Stored records:
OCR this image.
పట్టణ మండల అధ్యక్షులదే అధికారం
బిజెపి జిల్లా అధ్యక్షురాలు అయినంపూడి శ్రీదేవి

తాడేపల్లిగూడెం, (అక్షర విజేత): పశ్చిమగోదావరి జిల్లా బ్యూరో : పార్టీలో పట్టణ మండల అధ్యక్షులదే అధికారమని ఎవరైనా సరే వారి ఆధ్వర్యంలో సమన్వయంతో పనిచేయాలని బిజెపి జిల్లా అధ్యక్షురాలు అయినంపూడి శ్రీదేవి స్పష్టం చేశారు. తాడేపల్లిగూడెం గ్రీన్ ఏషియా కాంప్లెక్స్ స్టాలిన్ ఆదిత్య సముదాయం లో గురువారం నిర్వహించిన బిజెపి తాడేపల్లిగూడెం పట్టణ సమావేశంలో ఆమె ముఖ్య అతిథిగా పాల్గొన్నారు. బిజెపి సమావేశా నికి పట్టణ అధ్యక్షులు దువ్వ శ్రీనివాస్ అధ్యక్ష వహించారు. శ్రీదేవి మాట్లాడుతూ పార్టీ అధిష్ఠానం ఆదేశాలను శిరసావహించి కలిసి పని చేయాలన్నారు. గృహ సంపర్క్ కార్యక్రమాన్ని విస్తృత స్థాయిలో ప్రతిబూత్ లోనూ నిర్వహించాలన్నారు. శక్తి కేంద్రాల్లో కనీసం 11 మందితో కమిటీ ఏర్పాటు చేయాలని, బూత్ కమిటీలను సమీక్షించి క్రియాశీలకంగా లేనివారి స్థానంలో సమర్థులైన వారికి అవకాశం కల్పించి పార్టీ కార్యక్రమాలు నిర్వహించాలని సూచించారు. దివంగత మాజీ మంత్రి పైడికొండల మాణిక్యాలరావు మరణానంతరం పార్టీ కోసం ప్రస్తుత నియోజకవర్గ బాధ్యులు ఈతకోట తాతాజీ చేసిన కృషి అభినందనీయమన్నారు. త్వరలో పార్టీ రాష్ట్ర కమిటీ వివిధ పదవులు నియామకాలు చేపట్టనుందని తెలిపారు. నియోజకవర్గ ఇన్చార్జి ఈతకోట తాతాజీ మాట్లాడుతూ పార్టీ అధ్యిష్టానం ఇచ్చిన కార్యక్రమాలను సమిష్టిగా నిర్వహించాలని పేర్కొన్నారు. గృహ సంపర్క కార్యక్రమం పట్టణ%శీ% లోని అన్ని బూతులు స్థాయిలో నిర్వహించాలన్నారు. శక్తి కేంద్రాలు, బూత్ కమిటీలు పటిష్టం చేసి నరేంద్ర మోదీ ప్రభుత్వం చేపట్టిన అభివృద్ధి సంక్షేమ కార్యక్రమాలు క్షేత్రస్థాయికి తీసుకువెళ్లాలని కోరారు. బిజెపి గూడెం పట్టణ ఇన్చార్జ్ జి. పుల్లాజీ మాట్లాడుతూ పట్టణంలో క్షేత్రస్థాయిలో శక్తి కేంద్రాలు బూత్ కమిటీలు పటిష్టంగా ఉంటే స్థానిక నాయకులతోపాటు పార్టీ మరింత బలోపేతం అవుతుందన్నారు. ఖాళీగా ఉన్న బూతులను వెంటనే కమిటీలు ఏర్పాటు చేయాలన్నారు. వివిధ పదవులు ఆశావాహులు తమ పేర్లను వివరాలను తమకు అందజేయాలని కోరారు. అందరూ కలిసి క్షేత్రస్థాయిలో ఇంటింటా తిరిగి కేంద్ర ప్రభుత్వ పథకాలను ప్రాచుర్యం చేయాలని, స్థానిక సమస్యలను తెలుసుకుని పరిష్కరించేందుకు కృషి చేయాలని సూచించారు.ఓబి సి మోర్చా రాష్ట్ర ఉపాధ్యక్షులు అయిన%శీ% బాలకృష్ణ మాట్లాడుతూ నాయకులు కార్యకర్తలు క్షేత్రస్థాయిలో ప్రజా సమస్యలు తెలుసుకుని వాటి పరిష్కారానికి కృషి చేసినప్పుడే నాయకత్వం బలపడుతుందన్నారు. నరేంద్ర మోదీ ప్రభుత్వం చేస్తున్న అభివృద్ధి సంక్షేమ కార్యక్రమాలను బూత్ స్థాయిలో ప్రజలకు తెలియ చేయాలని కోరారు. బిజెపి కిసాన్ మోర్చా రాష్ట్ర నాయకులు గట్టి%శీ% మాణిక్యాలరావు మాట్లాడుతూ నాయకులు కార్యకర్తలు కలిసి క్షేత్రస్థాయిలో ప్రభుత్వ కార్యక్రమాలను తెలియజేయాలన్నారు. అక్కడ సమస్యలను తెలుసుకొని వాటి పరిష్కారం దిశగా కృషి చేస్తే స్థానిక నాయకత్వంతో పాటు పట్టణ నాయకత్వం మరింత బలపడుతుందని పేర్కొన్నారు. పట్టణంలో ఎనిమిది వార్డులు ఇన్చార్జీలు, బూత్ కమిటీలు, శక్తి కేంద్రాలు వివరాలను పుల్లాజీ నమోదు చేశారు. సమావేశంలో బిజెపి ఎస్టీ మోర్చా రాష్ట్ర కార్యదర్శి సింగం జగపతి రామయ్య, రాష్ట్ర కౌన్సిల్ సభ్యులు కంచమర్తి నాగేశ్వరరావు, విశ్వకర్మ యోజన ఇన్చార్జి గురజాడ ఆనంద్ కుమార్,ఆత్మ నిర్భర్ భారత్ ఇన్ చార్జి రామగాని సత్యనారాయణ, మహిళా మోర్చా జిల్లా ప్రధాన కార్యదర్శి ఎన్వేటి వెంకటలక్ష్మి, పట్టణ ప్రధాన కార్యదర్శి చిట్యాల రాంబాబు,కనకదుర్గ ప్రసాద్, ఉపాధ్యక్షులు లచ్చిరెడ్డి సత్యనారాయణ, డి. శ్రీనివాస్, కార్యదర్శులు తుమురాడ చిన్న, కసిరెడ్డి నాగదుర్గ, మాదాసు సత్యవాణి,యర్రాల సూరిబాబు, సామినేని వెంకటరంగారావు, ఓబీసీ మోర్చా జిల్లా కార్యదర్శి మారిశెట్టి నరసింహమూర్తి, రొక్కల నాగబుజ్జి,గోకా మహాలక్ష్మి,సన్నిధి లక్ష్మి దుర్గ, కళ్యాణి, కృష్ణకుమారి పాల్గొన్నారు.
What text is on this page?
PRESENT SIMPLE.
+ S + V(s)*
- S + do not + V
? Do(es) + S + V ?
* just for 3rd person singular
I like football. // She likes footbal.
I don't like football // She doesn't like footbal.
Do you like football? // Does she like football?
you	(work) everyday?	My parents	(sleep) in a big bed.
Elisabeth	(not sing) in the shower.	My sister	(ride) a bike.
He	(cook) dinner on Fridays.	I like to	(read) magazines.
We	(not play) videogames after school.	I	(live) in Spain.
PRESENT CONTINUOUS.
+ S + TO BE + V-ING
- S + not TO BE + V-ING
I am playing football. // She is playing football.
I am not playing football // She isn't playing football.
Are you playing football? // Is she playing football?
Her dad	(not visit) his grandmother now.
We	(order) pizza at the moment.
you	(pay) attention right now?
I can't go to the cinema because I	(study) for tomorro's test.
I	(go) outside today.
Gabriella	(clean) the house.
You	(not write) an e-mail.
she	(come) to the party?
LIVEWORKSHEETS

What to produce: Repeat every entry exactly, please.

Final result:
OCR this image.
పట్టణ మండల అధ్యక్షులదే అధికారం
బిజెపి జిల్లా అధ్యక్షురాలు అయినంపూడి శ్రీదేవి

తాడేపల్లిగూడెం, (అక్షర విజేత): పశ్చిమగోదావరి జిల్లా బ్యూరో : పార్టీలో పట్టణ మండల అధ్యక్షులదే అధికారమని ఎవరైనా సరే వారి ఆధ్వర్యంలో సమన్వయంతో పనిచేయాలని బిజెపి జిల్లా అధ్యక్షురాలు అయినంపూడి శ్రీదేవి స్పష్టం చేశారు. తాడేపల్లిగూడెం గ్రీన్ ఏషియా కాంప్లెక్స్ స్టాలిన్ ఆదిత్య సముదాయం లో గురువారం నిర్వహించిన బిజెపి తాడేపల్లిగూడెం పట్టణ సమావేశంలో ఆమె ముఖ్య అతిథిగా పాల్గొన్నారు. బిజెపి సమావేశా నికి పట్టణ అధ్యక్షులు దువ్వ శ్రీనివాస్ అధ్యక్ష వహించారు. శ్రీదేవి మాట్లాడుతూ పార్టీ అధిష్ఠానం ఆదేశాలను శిరసావహించి కలిసి పని చేయాలన్నారు. గృహ సంపర్క్ కార్యక్రమాన్ని విస్తృత స్థాయిలో ప్రతిబూత్ లోనూ నిర్వహించాలన్నారు. శక్తి కేంద్రాల్లో కనీసం 11 మందితో కమిటీ ఏర్పాటు చేయాలని, బూత్ కమిటీలను సమీక్షించి క్రియాశీలకంగా లేనివారి స్థానంలో సమర్థులైన వారికి అవకాశం కల్పించి పార్టీ కార్యక్రమాలు నిర్వహించాలని సూచించారు. దివంగత మాజీ మంత్రి పైడికొండల మాణిక్యాలరావు మరణానంతరం పార్టీ కోసం ప్రస్తుత నియోజకవర్గ బాధ్యులు ఈతకోట తాతాజీ చేసిన కృషి అభినందనీయమన్నారు. త్వరలో పార్టీ రాష్ట్ర కమిటీ వివిధ పదవులు నియామకాలు చేపట్టనుందని తెలిపారు. నియోజకవర్గ ఇన్చార్జి ఈతకోట తాతాజీ మాట్లాడుతూ పార్టీ అధ్యిష్టానం ఇచ్చిన కార్యక్రమాలను సమిష్టిగా నిర్వహించాలని పేర్కొన్నారు. గృహ సంపర్క కార్యక్రమం పట్టణ%శీ% లోని అన్ని బూతులు స్థాయిలో నిర్వహించాలన్నారు. శక్తి కేంద్రాలు, బూత్ కమిటీలు పటిష్టం చేసి నరేంద్ర మోదీ ప్రభుత్వం చేపట్టిన అభివృద్ధి సంక్షేమ కార్యక్రమాలు క్షేత్రస్థాయికి తీసుకువెళ్లాలని కోరారు. బిజెపి గూడెం పట్టణ ఇన్చార్జ్ జి. పుల్లాజీ మాట్లాడుతూ పట్టణంలో క్షేత్రస్థాయిలో శక్తి కేంద్రాలు బూత్ కమిటీలు పటిష్టంగా ఉంటే స్థానిక నాయకులతోపాటు పార్టీ మరింత బలోపేతం అవుతుందన్నారు. ఖాళీగా ఉన్న బూతులను వెంటనే కమిటీలు ఏర్పాటు చేయాలన్నారు. వివిధ పదవులు ఆశావాహులు తమ పేర్లను వివరాలను తమకు అందజేయాలని కోరారు. అందరూ కలిసి క్షేత్రస్థాయిలో ఇంటింటా తిరిగి కేంద్ర ప్రభుత్వ పథకాలను ప్రాచుర్యం చేయాలని, స్థానిక సమస్యలను తెలుసుకుని పరిష్కరించేందుకు కృషి చేయాలని సూచించారు.ఓబి సి మోర్చా రాష్ట్ర ఉపాధ్యక్షులు అయిన%శీ% బాలకృష్ణ మాట్లాడుతూ నాయకులు కార్యకర్తలు క్షేత్రస్థాయిలో ప్రజా సమస్యలు తెలుసుకుని వాటి పరిష్కారానికి కృషి చేసినప్పుడే నాయకత్వం బలపడుతుందన్నారు. నరేంద్ర మోదీ ప్రభుత్వం చేస్తున్న అభివృద్ధి సంక్షేమ కార్యక్రమాలను బూత్ స్థాయిలో ప్రజలకు తెలియ చేయాలని కోరారు. బిజెపి కిసాన్ మోర్చా రాష్ట్ర నాయకులు గట్టి%శీ% మాణిక్యాలరావు మాట్లాడుతూ నాయకులు కార్యకర్తలు కలిసి క్షేత్రస్థాయిలో ప్రభుత్వ కార్యక్రమాలను తెలియజేయాలన్నారు. అక్కడ సమస్యలను తెలుసుకొని వాటి పరిష్కారం దిశగా కృషి చేస్తే స్థానిక నాయకత్వంతో పాటు పట్టణ నాయకత్వం మరింత బలపడుతుందని పేర్కొన్నారు. పట్టణంలో ఎనిమిది వార్డులు ఇన్చార్జీలు, బూత్ కమిటీలు, శక్తి కేంద్రాలు వివరాలను పుల్లాజీ నమోదు చేశారు. సమావేశంలో బిజెపి ఎస్టీ మోర్చా రాష్ట్ర కార్యదర్శి సింగం జగపతి రామయ్య, రాష్ట్ర కౌన్సిల్ సభ్యులు కంచమర్తి నాగేశ్వరరావు, విశ్వకర్మ యోజన ఇన్చార్జి గురజాడ ఆనంద్ కుమార్,ఆత్మ నిర్భర్ భారత్ ఇన్ చార్జి రామగాని సత్యనారాయణ, మహిళా మోర్చా జిల్లా ప్రధాన కార్యదర్శి ఎన్వేటి వెంకటలక్ష్మి, పట్టణ ప్రధాన కార్యదర్శి చిట్యాల రాంబాబు,కనకదుర్గ ప్రసాద్, ఉపాధ్యక్షులు లచ్చిరెడ్డి సత్యనారాయణ, డి. శ్రీనివాస్, కార్యదర్శులు తుమురాడ చిన్న, కసిరెడ్డి నాగదుర్గ, మాదాసు సత్యవాణి,యర్రాల సూరిబాబు, సామినేని వెంకటరంగారావు, ఓబీసీ మోర్చా జిల్లా కార్యదర్శి మారిశెట్టి నరసింహమూర్తి, రొక్కల నాగబుజ్జి,గోకా మహాలక్ష్మి,సన్నిధి లక్ష్మి దుర్గ, కళ్యాణి, కృష్ణకుమారి పాల్గొన్నారు.
What text is on this page?
PRESENT SIMPLE.
+ S + V(s)*
- S + do not + V
? Do(es) + S + V ?
* just for 3rd person singular
I like football. // She likes footbal.
I don't like football // She doesn't like footbal.
Do you like football? // Does she like football?
you	(work) everyday?	My parents	(sleep) in a big bed.
Elisabeth	(not sing) in the shower.	My sister	(ride) a bike.
He	(cook) dinner on Fridays.	I like to	(read) magazines.
We	(not play) videogames after school.	I	(live) in Spain.
PRESENT CONTINUOUS.
+ S + TO BE + V-ING
- S + not TO BE + V-ING
I am playing football. // She is playing football.
I am not playing football // She isn't playing football.
Are you playing football? // Is she playing football?
Her dad	(not visit) his grandmother now.
We	(order) pizza at the moment.
you	(pay) attention right now?
I can't go to the cinema because I	(study) for tomorro's test.
I	(go) outside today.
Gabriella	(clean) the house.
You	(not write) an e-mail.
she	(come) to the party?
LIVEWORKSHEETS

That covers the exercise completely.